▶ [Short problem]: Without altering anything, output the material below.

**** Supplied data ****

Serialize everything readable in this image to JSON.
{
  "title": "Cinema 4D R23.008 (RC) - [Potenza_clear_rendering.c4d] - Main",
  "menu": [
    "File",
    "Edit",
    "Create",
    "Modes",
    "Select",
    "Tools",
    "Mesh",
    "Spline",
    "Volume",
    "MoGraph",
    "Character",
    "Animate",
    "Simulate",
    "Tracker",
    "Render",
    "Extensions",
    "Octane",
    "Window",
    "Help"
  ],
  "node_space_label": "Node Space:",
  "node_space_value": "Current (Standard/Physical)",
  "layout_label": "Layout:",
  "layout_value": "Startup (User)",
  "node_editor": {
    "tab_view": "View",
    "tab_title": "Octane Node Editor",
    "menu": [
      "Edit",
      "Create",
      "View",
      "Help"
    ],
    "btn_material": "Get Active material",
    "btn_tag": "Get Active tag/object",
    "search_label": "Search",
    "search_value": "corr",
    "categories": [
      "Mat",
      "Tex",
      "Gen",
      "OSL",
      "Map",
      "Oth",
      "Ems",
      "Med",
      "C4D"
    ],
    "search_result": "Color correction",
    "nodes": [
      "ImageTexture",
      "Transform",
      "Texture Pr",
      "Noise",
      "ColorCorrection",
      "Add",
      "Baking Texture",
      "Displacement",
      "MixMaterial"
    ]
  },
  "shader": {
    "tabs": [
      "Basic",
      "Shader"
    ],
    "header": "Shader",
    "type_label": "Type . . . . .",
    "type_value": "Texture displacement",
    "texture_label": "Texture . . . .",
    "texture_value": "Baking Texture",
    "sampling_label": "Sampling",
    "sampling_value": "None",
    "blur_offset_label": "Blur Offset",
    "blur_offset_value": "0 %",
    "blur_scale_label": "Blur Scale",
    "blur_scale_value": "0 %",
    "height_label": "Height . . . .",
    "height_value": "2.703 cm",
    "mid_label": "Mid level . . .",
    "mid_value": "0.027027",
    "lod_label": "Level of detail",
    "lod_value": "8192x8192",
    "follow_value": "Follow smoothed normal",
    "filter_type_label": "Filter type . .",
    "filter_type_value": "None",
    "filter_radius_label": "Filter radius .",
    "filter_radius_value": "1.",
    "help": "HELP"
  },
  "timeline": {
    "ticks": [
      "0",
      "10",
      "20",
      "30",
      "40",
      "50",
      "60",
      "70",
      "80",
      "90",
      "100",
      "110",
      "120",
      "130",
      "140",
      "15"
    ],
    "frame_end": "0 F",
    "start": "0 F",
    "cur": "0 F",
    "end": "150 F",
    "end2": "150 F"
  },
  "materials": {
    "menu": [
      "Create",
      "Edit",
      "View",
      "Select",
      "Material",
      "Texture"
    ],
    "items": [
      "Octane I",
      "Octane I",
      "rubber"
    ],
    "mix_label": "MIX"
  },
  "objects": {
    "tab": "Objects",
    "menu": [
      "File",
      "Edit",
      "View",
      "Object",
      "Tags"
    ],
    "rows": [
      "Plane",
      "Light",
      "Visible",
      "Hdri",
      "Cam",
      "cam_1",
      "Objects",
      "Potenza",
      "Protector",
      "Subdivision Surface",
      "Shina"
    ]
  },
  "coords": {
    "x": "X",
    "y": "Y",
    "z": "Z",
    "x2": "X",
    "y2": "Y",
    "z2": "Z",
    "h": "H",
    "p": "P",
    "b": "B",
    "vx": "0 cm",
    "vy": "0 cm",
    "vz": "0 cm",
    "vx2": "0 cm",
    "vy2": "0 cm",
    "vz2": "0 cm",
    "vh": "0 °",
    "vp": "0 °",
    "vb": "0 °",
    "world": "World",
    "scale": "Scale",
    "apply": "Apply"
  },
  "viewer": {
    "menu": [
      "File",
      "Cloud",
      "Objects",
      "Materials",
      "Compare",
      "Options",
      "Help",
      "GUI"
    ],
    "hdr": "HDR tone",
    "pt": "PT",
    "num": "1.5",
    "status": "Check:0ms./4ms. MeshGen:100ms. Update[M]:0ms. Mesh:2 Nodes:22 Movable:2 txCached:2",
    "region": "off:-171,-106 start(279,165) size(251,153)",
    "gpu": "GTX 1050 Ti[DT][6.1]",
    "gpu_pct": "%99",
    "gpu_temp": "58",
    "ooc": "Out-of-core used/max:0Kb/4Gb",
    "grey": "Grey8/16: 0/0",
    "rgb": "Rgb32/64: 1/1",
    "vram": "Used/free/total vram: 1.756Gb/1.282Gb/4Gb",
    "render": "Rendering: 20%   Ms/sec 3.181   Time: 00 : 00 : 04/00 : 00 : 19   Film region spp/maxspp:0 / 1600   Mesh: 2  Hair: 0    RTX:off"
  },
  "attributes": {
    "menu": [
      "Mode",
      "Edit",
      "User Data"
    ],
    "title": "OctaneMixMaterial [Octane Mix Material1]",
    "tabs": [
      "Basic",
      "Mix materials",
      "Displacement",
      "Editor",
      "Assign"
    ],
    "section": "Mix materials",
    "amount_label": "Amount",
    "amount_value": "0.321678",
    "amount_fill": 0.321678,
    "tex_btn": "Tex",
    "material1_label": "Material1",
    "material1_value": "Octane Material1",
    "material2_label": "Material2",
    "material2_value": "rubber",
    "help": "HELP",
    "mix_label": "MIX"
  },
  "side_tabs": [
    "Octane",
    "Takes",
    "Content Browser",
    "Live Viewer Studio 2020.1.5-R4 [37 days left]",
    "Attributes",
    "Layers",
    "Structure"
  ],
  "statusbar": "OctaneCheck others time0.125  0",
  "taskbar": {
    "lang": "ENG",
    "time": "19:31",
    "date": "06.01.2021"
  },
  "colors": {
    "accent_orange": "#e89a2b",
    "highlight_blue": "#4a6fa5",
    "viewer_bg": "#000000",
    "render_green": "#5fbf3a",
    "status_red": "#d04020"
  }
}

****

▶ [Task output]:
Serialize everything readable in this image to JSON.
{
  "title": "Cinema 4D R23.008 (RC) - [Potenza_clear_rendering.c4d] - Main",
  "menu": [
    "File",
    "Edit",
    "Create",
    "Modes",
    "Select",
    "Tools",
    "Mesh",
    "Spline",
    "Volume",
    "MoGraph",
    "Character",
    "Animate",
    "Simulate",
    "Tracker",
    "Render",
    "Extensions",
    "Octane",
    "Window",
    "Help"
  ],
  "node_space_label": "Node Space:",
  "node_space_value": "Current (Standard/Physical)",
  "layout_label": "Layout:",
  "layout_value": "Startup (User)",
  "node_editor": {
    "tab_view": "View",
    "tab_title": "Octane Node Editor",
    "menu": [
      "Edit",
      "Create",
      "View",
      "Help"
    ],
    "btn_material": "Get Active material",
    "btn_tag": "Get Active tag/object",
    "search_label": "Search",
    "search_value": "corr",
    "categories": [
      "Mat",
      "Tex",
      "Gen",
      "OSL",
      "Map",
      "Oth",
      "Ems",
      "Med",
      "C4D"
    ],
    "search_result": "Color correction",
    "nodes": [
      "ImageTexture",
      "Transform",
      "Texture Pr",
      "Noise",
      "ColorCorrection",
      "Add",
      "Baking Texture",
      "Displacement",
      "MixMaterial"
    ]
  },
  "shader": {
    "tabs": [
      "Basic",
      "Shader"
    ],
    "header": "Shader",
    "type_label": "Type . . . . .",
    "type_value": "Texture displacement",
    "texture_label": "Texture . . . .",
    "texture_value": "Baking Texture",
    "sampling_label": "Sampling",
    "sampling_value": "None",
    "blur_offset_label": "Blur Offset",
    "blur_offset_value": "0 %",
    "blur_scale_label": "Blur Scale",
    "blur_scale_value": "0 %",
    "height_label": "Height . . . .",
    "height_value": "2.703 cm",
    "mid_label": "Mid level . . .",
    "mid_value": "0.027027",
    "lod_label": "Level of detail",
    "lod_value": "8192x8192",
    "follow_value": "Follow smoothed normal",
    "filter_type_label": "Filter type . .",
    "filter_type_value": "None",
    "filter_radius_label": "Filter radius .",
    "filter_radius_value": "1.",
    "help": "HELP"
  },
  "timeline": {
    "ticks": [
      "0",
      "10",
      "20",
      "30",
      "40",
      "50",
      "60",
      "70",
      "80",
      "90",
      "100",
      "110",
      "120",
      "130",
      "140",
      "15"
    ],
    "frame_end": "0 F",
    "start": "0 F",
    "cur": "0 F",
    "end": "150 F",
    "end2": "150 F"
  },
  "materials": {
    "menu": [
      "Create",
      "Edit",
      "View",
      "Select",
      "Material",
      "Texture"
    ],
    "items": [
      "Octane I",
      "Octane I",
      "rubber"
    ],
    "mix_label": "MIX"
  },
  "objects": {
    "tab": "Objects",
    "menu": [
      "File",
      "Edit",
      "View",
      "Object",
      "Tags"
    ],
    "rows": [
      "Plane",
      "Light",
      "Visible",
      "Hdri",
      "Cam",
      "cam_1",
      "Objects",
      "Potenza",
      "Protector",
      "Subdivision Surface",
      "Shina"
    ]
  },
  "coords": {
    "x": "X",
    "y": "Y",
    "z": "Z",
    "x2": "X",
    "y2": "Y",
    "z2": "Z",
    "h": "H",
    "p": "P",
    "b": "B",
    "vx": "0 cm",
    "vy": "0 cm",
    "vz": "0 cm",
    "vx2": "0 cm",
    "vy2": "0 cm",
    "vz2": "0 cm",
    "vh": "0 °",
    "vp": "0 °",
    "vb": "0 °",
    "world": "World",
    "scale": "Scale",
    "apply": "Apply"
  },
  "viewer": {
    "menu": [
      "File",
      "Cloud",
      "Objects",
      "Materials",
      "Compare",
      "Options",
      "Help",
      "GUI"
    ],
    "hdr": "HDR tone",
    "pt": "PT",
    "num": "1.5",
    "status": "Check:0ms./4ms. MeshGen:100ms. Update[M]:0ms. Mesh:2 Nodes:22 Movable:2 txCached:2",
    "region": "off:-171,-106 start(279,165) size(251,153)",
    "gpu": "GTX 1050 Ti[DT][6.1]",
    "gpu_pct": "%99",
    "gpu_temp": "58",
    "ooc": "Out-of-core used/max:0Kb/4Gb",
    "grey": "Grey8/16: 0/0",
    "rgb": "Rgb32/64: 1/1",
    "vram": "Used/free/total vram: 1.756Gb/1.282Gb/4Gb",
    "render": "Rendering: 20%   Ms/sec 3.181   Time: 00 : 00 : 04/00 : 00 : 19   Film region spp/maxspp:0 / 1600   Mesh: 2  Hair: 0    RTX:off"
  },
  "attributes": {
    "menu": [
      "Mode",
      "Edit",
      "User Data"
    ],
    "title": "OctaneMixMaterial [Octane Mix Material1]",
    "tabs": [
      "Basic",
      "Mix materials",
      "Displacement",
      "Editor",
      "Assign"
    ],
    "section": "Mix materials",
    "amount_label": "Amount",
    "amount_value": "0.321678",
    "amount_fill": 0.321678,
    "tex_btn": "Tex",
    "material1_label": "Material1",
    "material1_value": "Octane Material1",
    "material2_label": "Material2",
    "material2_value": "rubber",
    "help": "HELP",
    "mix_label": "MIX"
  },
  "side_tabs": [
    "Octane",
    "Takes",
    "Content Browser",
    "Live Viewer Studio 2020.1.5-R4 [37 days left]",
    "Attributes",
    "Layers",
    "Structure"
  ],
  "statusbar": "OctaneCheck others time0.125  0",
  "taskbar": {
    "lang": "ENG",
    "time": "19:31",
    "date": "06.01.2021"
  },
  "colors": {
    "accent_orange": "#e89a2b",
    "highlight_blue": "#4a6fa5",
    "viewer_bg": "#000000",
    "render_green": "#5fbf3a",
    "status_red": "#d04020"
  }
}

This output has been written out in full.